--- Task objective ---
Copy the data below exactly.

--- Data supplied ---
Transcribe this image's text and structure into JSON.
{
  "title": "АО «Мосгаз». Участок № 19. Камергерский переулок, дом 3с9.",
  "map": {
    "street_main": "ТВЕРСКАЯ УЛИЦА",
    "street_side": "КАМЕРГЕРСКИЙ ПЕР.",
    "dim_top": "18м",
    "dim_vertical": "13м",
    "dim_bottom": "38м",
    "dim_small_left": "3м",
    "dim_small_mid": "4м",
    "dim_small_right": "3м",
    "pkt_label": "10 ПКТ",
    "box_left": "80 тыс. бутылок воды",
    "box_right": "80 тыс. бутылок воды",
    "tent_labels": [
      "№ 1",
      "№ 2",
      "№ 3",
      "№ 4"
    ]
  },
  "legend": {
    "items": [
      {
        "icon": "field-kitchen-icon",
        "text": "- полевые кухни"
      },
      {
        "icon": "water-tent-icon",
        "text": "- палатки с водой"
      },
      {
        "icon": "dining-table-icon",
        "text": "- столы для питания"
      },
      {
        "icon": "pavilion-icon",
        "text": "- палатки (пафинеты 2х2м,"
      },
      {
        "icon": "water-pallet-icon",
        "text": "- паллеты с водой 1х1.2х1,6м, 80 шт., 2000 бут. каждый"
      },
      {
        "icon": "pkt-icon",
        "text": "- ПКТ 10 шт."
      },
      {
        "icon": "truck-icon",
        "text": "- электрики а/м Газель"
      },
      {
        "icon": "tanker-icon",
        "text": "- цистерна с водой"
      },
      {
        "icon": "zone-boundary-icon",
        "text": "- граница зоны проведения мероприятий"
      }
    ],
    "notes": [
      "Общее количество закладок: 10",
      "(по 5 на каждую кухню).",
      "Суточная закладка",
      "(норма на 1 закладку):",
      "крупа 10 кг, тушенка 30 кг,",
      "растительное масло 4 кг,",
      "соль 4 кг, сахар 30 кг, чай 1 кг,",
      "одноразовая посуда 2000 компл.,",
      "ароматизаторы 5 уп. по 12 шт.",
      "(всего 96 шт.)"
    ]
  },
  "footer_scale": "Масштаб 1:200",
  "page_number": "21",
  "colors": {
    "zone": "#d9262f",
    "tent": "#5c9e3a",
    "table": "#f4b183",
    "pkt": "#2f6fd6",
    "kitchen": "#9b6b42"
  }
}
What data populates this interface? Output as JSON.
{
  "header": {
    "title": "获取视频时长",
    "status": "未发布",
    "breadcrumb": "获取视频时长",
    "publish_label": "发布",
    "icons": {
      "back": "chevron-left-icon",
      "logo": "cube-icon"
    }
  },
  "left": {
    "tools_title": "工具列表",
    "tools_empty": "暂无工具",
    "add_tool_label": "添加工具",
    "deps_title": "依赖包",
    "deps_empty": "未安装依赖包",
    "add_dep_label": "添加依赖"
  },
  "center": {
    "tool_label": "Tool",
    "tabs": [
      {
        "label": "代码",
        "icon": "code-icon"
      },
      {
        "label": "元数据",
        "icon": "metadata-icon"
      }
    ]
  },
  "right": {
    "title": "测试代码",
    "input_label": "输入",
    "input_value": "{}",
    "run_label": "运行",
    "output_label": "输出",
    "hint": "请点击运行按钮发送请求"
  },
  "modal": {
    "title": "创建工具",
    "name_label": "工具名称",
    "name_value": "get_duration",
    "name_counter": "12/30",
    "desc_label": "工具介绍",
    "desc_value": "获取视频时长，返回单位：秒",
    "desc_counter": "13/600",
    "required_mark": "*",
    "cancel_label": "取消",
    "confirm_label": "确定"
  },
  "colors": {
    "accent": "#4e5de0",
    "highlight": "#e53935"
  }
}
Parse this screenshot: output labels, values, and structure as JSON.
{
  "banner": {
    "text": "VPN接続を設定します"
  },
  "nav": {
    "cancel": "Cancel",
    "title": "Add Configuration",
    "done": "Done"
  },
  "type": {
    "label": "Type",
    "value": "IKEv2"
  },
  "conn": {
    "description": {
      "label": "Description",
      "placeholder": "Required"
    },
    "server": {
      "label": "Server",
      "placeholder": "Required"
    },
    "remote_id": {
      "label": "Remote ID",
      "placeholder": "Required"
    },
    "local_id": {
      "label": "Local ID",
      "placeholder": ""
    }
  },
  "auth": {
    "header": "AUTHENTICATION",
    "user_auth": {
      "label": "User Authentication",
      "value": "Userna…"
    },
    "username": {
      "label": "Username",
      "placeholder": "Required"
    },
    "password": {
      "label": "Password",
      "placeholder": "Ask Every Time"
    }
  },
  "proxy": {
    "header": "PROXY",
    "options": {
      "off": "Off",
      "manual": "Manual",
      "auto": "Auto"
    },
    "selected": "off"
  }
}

--- Solution to this exercise ---
Transcribe this image's text and structure into JSON.
{
  "title": "АО «Мосгаз». Участок № 19. Камергерский переулок, дом 3с9.",
  "map": {
    "street_main": "ТВЕРСКАЯ УЛИЦА",
    "street_side": "КАМЕРГЕРСКИЙ ПЕР.",
    "dim_top": "18м",
    "dim_vertical": "13м",
    "dim_bottom": "38м",
    "dim_small_left": "3м",
    "dim_small_mid": "4м",
    "dim_small_right": "3м",
    "pkt_label": "10 ПКТ",
    "box_left": "80 тыс. бутылок воды",
    "box_right": "80 тыс. бутылок воды",
    "tent_labels": [
      "№ 1",
      "№ 2",
      "№ 3",
      "№ 4"
    ]
  },
  "legend": {
    "items": [
      {
        "icon": "field-kitchen-icon",
        "text": "- полевые кухни"
      },
      {
        "icon": "water-tent-icon",
        "text": "- палатки с водой"
      },
      {
        "icon": "dining-table-icon",
        "text": "- столы для питания"
      },
      {
        "icon": "pavilion-icon",
        "text": "- палатки (пафинеты 2х2м,"
      },
      {
        "icon": "water-pallet-icon",
        "text": "- паллеты с водой 1х1.2х1,6м, 80 шт., 2000 бут. каждый"
      },
      {
        "icon": "pkt-icon",
        "text": "- ПКТ 10 шт."
      },
      {
        "icon": "truck-icon",
        "text": "- электрики а/м Газель"
      },
      {
        "icon": "tanker-icon",
        "text": "- цистерна с водой"
      },
      {
        "icon": "zone-boundary-icon",
        "text": "- граница зоны проведения мероприятий"
      }
    ],
    "notes": [
      "Общее количество закладок: 10",
      "(по 5 на каждую кухню).",
      "Суточная закладка",
      "(норма на 1 закладку):",
      "крупа 10 кг, тушенка 30 кг,",
      "растительное масло 4 кг,",
      "соль 4 кг, сахар 30 кг, чай 1 кг,",
      "одноразовая посуда 2000 компл.,",
      "ароматизаторы 5 уп. по 12 шт.",
      "(всего 96 шт.)"
    ]
  },
  "footer_scale": "Масштаб 1:200",
  "page_number": "21",
  "colors": {
    "zone": "#d9262f",
    "tent": "#5c9e3a",
    "table": "#f4b183",
    "pkt": "#2f6fd6",
    "kitchen": "#9b6b42"
  }
}
What data populates this interface? Output as JSON.
{
  "header": {
    "title": "获取视频时长",
    "status": "未发布",
    "breadcrumb": "获取视频时长",
    "publish_label": "发布",
    "icons": {
      "back": "chevron-left-icon",
      "logo": "cube-icon"
    }
  },
  "left": {
    "tools_title": "工具列表",
    "tools_empty": "暂无工具",
    "add_tool_label": "添加工具",
    "deps_title": "依赖包",
    "deps_empty": "未安装依赖包",
    "add_dep_label": "添加依赖"
  },
  "center": {
    "tool_label": "Tool",
    "tabs": [
      {
        "label": "代码",
        "icon": "code-icon"
      },
      {
        "label": "元数据",
        "icon": "metadata-icon"
      }
    ]
  },
  "right": {
    "title": "测试代码",
    "input_label": "输入",
    "input_value": "{}",
    "run_label": "运行",
    "output_label": "输出",
    "hint": "请点击运行按钮发送请求"
  },
  "modal": {
    "title": "创建工具",
    "name_label": "工具名称",
    "name_value": "get_duration",
    "name_counter": "12/30",
    "desc_label": "工具介绍",
    "desc_value": "获取视频时长，返回单位：秒",
    "desc_counter": "13/600",
    "required_mark": "*",
    "cancel_label": "取消",
    "confirm_label": "确定"
  },
  "colors": {
    "accent": "#4e5de0",
    "highlight": "#e53935"
  }
}
Parse this screenshot: output labels, values, and structure as JSON.
{
  "banner": {
    "text": "VPN接続を設定します"
  },
  "nav": {
    "cancel": "Cancel",
    "title": "Add Configuration",
    "done": "Done"
  },
  "type": {
    "label": "Type",
    "value": "IKEv2"
  },
  "conn": {
    "description": {
      "label": "Description",
      "placeholder": "Required"
    },
    "server": {
      "label": "Server",
      "placeholder": "Required"
    },
    "remote_id": {
      "label": "Remote ID",
      "placeholder": "Required"
    },
    "local_id": {
      "label": "Local ID",
      "placeholder": ""
    }
  },
  "auth": {
    "header": "AUTHENTICATION",
    "user_auth": {
      "label": "User Authentication",
      "value": "Userna…"
    },
    "username": {
      "label": "Username",
      "placeholder": "Required"
    },
    "password": {
      "label": "Password",
      "placeholder": "Ask Every Time"
    }
  },
  "proxy": {
    "header": "PROXY",
    "options": {
      "off": "Off",
      "manual": "Manual",
      "auto": "Auto"
    },
    "selected": "off"
  }
}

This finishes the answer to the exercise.